*Your objective*. Find the lines holding the string "selected" in the data, then copy all of them.

[Stored data]
________________________

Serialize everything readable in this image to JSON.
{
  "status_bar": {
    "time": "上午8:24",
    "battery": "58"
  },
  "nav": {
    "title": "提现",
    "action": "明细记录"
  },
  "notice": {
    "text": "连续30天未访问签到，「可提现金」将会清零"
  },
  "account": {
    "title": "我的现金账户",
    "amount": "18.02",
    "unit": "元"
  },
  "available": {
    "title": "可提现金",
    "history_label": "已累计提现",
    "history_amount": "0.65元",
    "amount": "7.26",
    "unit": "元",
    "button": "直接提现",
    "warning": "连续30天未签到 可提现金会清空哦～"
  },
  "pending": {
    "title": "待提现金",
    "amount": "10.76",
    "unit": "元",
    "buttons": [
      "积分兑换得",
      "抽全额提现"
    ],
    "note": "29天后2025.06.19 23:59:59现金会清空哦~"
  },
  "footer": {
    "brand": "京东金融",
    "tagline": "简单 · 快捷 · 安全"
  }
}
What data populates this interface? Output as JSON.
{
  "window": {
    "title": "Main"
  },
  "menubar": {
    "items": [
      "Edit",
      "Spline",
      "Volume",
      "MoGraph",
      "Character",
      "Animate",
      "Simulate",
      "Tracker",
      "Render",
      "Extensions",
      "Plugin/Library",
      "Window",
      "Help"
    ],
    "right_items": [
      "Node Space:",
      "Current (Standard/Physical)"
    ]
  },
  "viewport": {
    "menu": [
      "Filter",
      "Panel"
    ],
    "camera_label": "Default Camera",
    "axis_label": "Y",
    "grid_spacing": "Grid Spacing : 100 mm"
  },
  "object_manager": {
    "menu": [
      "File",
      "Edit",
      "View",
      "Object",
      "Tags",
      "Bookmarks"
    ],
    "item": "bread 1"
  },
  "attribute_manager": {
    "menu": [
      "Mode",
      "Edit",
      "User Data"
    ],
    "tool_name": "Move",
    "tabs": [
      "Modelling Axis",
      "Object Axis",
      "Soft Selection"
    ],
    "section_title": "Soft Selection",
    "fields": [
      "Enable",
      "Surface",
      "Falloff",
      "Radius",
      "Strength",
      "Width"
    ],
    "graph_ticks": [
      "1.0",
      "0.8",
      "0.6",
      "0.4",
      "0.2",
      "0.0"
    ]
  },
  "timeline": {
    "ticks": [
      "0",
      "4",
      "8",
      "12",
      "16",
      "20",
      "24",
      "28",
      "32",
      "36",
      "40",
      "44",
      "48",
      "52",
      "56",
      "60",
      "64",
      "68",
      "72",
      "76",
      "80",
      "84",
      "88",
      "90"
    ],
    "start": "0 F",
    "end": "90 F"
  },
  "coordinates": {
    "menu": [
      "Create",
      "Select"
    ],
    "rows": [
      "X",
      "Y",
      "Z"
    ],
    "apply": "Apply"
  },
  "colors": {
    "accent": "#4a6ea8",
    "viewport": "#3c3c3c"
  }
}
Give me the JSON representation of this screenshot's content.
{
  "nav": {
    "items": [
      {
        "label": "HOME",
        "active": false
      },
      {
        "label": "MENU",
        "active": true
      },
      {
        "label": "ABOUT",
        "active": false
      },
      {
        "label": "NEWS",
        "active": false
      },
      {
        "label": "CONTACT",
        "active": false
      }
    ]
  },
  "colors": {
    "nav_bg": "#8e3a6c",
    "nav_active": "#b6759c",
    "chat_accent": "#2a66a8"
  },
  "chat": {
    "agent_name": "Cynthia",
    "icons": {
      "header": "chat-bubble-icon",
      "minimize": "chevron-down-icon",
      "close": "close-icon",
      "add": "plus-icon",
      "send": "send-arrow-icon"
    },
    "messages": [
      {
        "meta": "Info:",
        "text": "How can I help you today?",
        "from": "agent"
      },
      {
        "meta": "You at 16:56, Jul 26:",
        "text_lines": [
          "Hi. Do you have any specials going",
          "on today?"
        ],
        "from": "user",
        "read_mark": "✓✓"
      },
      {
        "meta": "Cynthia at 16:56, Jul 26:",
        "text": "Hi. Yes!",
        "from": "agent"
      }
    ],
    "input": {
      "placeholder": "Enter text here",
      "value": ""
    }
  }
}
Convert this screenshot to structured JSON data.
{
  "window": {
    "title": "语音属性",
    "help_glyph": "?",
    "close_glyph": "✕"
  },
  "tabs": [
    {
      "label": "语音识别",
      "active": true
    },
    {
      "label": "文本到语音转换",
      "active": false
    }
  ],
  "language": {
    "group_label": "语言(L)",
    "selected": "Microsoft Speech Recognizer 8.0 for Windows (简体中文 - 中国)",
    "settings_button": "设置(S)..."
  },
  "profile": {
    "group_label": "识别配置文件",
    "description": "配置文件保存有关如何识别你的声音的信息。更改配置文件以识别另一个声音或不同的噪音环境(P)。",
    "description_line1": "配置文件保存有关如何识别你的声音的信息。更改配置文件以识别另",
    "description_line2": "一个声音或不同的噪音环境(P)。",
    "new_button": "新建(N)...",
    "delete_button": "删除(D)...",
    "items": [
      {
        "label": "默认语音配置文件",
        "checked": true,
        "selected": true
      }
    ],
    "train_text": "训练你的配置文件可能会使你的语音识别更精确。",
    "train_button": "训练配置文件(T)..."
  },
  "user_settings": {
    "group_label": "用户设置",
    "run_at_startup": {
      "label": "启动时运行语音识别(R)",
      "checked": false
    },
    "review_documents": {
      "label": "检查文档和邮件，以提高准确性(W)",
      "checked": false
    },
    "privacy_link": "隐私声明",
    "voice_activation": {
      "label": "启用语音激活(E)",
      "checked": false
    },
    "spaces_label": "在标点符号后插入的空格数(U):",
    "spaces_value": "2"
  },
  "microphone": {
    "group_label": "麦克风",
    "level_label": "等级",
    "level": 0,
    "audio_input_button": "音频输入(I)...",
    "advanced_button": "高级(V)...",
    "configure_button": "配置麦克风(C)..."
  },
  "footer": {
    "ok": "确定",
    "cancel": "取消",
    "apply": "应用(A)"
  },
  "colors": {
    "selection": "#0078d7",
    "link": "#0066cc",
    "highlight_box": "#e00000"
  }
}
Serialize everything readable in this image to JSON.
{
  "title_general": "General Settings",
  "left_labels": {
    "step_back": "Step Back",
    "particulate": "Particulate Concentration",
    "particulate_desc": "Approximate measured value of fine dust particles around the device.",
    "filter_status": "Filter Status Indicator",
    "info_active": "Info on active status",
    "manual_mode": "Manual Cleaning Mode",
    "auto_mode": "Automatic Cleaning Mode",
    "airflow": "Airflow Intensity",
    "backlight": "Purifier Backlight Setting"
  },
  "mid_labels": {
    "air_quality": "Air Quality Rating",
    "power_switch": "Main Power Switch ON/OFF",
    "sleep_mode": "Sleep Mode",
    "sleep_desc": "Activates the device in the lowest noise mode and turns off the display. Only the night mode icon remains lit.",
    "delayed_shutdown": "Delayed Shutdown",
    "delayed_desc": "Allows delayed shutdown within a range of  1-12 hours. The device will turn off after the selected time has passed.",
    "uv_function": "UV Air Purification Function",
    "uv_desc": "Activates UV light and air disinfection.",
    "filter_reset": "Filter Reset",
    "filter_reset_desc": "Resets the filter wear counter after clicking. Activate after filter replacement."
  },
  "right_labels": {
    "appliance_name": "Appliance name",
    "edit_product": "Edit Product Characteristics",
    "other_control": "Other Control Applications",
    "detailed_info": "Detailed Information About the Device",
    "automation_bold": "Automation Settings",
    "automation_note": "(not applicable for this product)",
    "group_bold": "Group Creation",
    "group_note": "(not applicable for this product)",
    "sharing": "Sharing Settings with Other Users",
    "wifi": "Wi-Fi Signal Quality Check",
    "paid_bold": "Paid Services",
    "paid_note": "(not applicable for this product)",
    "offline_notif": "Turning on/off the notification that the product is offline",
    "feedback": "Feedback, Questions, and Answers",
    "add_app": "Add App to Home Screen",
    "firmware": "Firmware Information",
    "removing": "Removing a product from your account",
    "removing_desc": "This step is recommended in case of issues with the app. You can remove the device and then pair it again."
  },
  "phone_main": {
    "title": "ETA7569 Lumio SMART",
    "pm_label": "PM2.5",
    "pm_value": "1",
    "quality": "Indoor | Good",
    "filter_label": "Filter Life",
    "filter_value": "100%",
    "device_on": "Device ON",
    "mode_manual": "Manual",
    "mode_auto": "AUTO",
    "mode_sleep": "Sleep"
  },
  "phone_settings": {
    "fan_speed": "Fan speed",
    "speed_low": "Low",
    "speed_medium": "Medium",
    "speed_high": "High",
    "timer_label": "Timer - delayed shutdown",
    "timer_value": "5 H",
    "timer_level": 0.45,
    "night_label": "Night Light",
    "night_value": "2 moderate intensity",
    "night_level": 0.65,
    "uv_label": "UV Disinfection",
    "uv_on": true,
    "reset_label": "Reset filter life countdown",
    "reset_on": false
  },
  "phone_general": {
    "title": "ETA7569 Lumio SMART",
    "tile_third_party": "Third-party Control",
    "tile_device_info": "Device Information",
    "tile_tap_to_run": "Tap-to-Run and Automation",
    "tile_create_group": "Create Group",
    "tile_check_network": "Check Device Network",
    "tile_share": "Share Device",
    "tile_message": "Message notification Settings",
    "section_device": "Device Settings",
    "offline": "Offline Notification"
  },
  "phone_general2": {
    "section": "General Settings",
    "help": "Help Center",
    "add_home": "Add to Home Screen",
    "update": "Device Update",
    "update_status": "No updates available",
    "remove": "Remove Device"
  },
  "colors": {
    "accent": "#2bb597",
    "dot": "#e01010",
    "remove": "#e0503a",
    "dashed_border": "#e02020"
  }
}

________________________

*Exercise answer*.
    "selected": "Microsoft Speech Recognizer 8.0 for Windows (简体中文 - 中国)",
        "selected": true
    "delayed_desc": "Allows delayed shutdown within a range of  1-12 hours. The device will turn off after the selected time has passed.",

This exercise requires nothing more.